* start Dataset records *

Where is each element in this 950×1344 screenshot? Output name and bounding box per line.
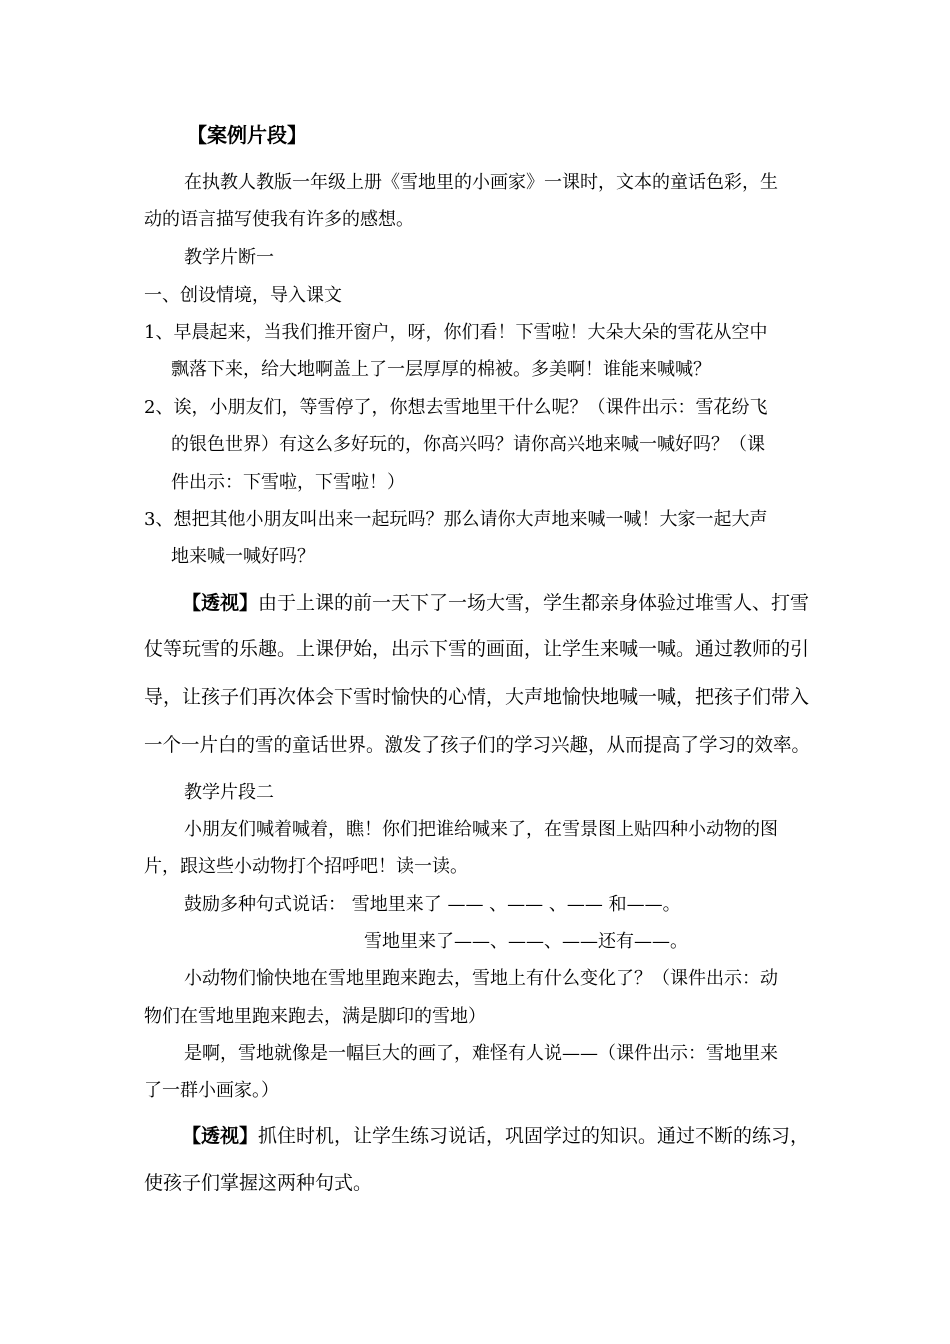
item-1-line-1: 1、早晨起来，当我们推开窗户，呀，你们看！下雪啦！大朵大朵的雪花从空中 <box>144 322 768 343</box>
item-2-line-2: 的银色世界）有这么多好玩的，你高兴吗？请你高兴地来喊一喊好吗？（课 <box>171 434 765 455</box>
item-2-line-3: 件出示：下雪啦，下雪啦！） <box>171 472 405 493</box>
segment-2-p2-line-1: 鼓励多种句式说话： 雪地里来了 —— 、—— 、—— 和——。 <box>184 894 681 915</box>
item-3-line-1: 3、想把其他小朋友叫出来一起玩吗？那么请你大声地来喊一喊！大家一起大声 <box>144 509 768 530</box>
segment-2-p4-line-2: 了一群小画家。） <box>144 1080 279 1101</box>
item-1-line-2: 飘落下来，给大地啊盖上了一层厚厚的棉被。多美啊！谁能来喊喊？ <box>171 359 711 380</box>
commentary-1-line-1 <box>182 594 809 613</box>
item-2-line-1: 2、诶，小朋友们，等雪停了，你想去雪地里干什么呢？（课件出示：雪花纷飞 <box>144 397 768 418</box>
section-heading: 【案例片段】 <box>187 123 307 147</box>
segment-1-title: 教学片断一 <box>184 247 274 268</box>
commentary-1-line-3: 导，让孩子们再次体会下雪时愉快的心情，大声地愉快地喊一喊，把孩子们带入 <box>144 686 810 708</box>
commentary-2-line-2: 使孩子们掌握这两种句式。 <box>144 1172 373 1194</box>
segment-2-p3-line-2: 物们在雪地里跑来跑去，满是脚印的雪地） <box>144 1006 486 1027</box>
intro-line-1: 在执教人教版一年级上册《雪地里的小画家》一课时，文本的童话色彩，生 <box>184 172 778 193</box>
segment-2-p2-line-2: 雪地里来了——、——、——还有——。 <box>364 931 688 952</box>
segment-2-p4-line-1: 是啊，雪地就像是一幅巨大的画了，难怪有人说——（课件出示：雪地里来 <box>184 1043 778 1064</box>
commentary-1-text: 由于上课的前一天下了一场大雪，学生都亲身体验过堆雪人、打雪 <box>258 592 810 614</box>
section-1-title: 一、创设情境，导入课文 <box>144 285 342 306</box>
commentary-2-line-1 <box>182 1127 809 1146</box>
commentary-1-label: 【透视】 <box>182 592 259 614</box>
commentary-1-line-4: 一个一片白的雪的童话世界。激发了孩子们的学习兴趣，从而提高了学习的效率。 <box>144 734 811 756</box>
segment-2-p3-line-1: 小动物们愉快地在雪地里跑来跑去，雪地上有什么变化了？（课件出示：动 <box>184 968 778 989</box>
item-3-line-2: 地来喊一喊好吗？ <box>171 546 315 567</box>
segment-2-title: 教学片段二 <box>184 782 274 803</box>
segment-2-p1-line-1: 小朋友们喊着喊着，瞧！你们把谁给喊来了，在雪景图上贴四种小动物的图 <box>184 819 778 840</box>
segment-2-p1-line-2: 片，跟这些小动物打个招呼吧！读一读。 <box>144 856 468 877</box>
commentary-2-label: 【透视】 <box>182 1125 259 1147</box>
commentary-1-line-2: 仗等玩雪的乐趣。上课伊始，出示下雪的画面，让学生来喊一喊。通过教师的引 <box>144 638 810 660</box>
intro-line-2: 动的语言描写使我有许多的感想。 <box>144 209 414 230</box>
commentary-2-text: 抓住时机，让学生练习说话，巩固学过的知识。通过不断的练习， <box>258 1125 810 1147</box>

* end Dataset records *

Aim ▸
Can you write out all the entries above again with "commentary" swapped for "note" everywhere and nothing else changed? Leave the pictures out.

Response to the task ▸
Where is each element in this 950×1344 screenshot? Output name and bounding box per line.
item-1-line-1: 1、早晨起来，当我们推开窗户，呀，你们看！下雪啦！大朵大朵的雪花从空中 <box>144 322 768 343</box>
item-2-line-2: 的银色世界）有这么多好玩的，你高兴吗？请你高兴地来喊一喊好吗？（课 <box>171 434 765 455</box>
item-2-line-3: 件出示：下雪啦，下雪啦！） <box>171 472 405 493</box>
segment-2-p2-line-1: 鼓励多种句式说话： 雪地里来了 —— 、—— 、—— 和——。 <box>184 894 681 915</box>
item-3-line-1: 3、想把其他小朋友叫出来一起玩吗？那么请你大声地来喊一喊！大家一起大声 <box>144 509 768 530</box>
segment-2-p4-line-2: 了一群小画家。） <box>144 1080 279 1101</box>
item-1-line-2: 飘落下来，给大地啊盖上了一层厚厚的棉被。多美啊！谁能来喊喊？ <box>171 359 711 380</box>
note-1-line-1 <box>182 594 809 613</box>
item-2-line-1: 2、诶，小朋友们，等雪停了，你想去雪地里干什么呢？（课件出示：雪花纷飞 <box>144 397 768 418</box>
section-heading: 【案例片段】 <box>187 123 307 147</box>
segment-1-title: 教学片断一 <box>184 247 274 268</box>
note-1-line-3: 导，让孩子们再次体会下雪时愉快的心情，大声地愉快地喊一喊，把孩子们带入 <box>144 686 810 708</box>
note-2-line-2: 使孩子们掌握这两种句式。 <box>144 1172 373 1194</box>
segment-2-p3-line-2: 物们在雪地里跑来跑去，满是脚印的雪地） <box>144 1006 486 1027</box>
intro-line-1: 在执教人教版一年级上册《雪地里的小画家》一课时，文本的童话色彩，生 <box>184 172 778 193</box>
segment-2-p2-line-2: 雪地里来了——、——、——还有——。 <box>364 931 688 952</box>
segment-2-p4-line-1: 是啊，雪地就像是一幅巨大的画了，难怪有人说——（课件出示：雪地里来 <box>184 1043 778 1064</box>
note-1-text: 由于上课的前一天下了一场大雪，学生都亲身体验过堆雪人、打雪 <box>258 592 810 614</box>
section-1-title: 一、创设情境，导入课文 <box>144 285 342 306</box>
note-2-line-1 <box>182 1127 809 1146</box>
note-1-label: 【透视】 <box>182 592 259 614</box>
note-1-line-4: 一个一片白的雪的童话世界。激发了孩子们的学习兴趣，从而提高了学习的效率。 <box>144 734 811 756</box>
segment-2-p3-line-1: 小动物们愉快地在雪地里跑来跑去，雪地上有什么变化了？（课件出示：动 <box>184 968 778 989</box>
item-3-line-2: 地来喊一喊好吗？ <box>171 546 315 567</box>
segment-2-title: 教学片段二 <box>184 782 274 803</box>
segment-2-p1-line-1: 小朋友们喊着喊着，瞧！你们把谁给喊来了，在雪景图上贴四种小动物的图 <box>184 819 778 840</box>
segment-2-p1-line-2: 片，跟这些小动物打个招呼吧！读一读。 <box>144 856 468 877</box>
note-2-label: 【透视】 <box>182 1125 259 1147</box>
note-1-line-2: 仗等玩雪的乐趣。上课伊始，出示下雪的画面，让学生来喊一喊。通过教师的引 <box>144 638 810 660</box>
intro-line-2: 动的语言描写使我有许多的感想。 <box>144 209 414 230</box>
note-2-text: 抓住时机，让学生练习说话，巩固学过的知识。通过不断的练习， <box>258 1125 810 1147</box>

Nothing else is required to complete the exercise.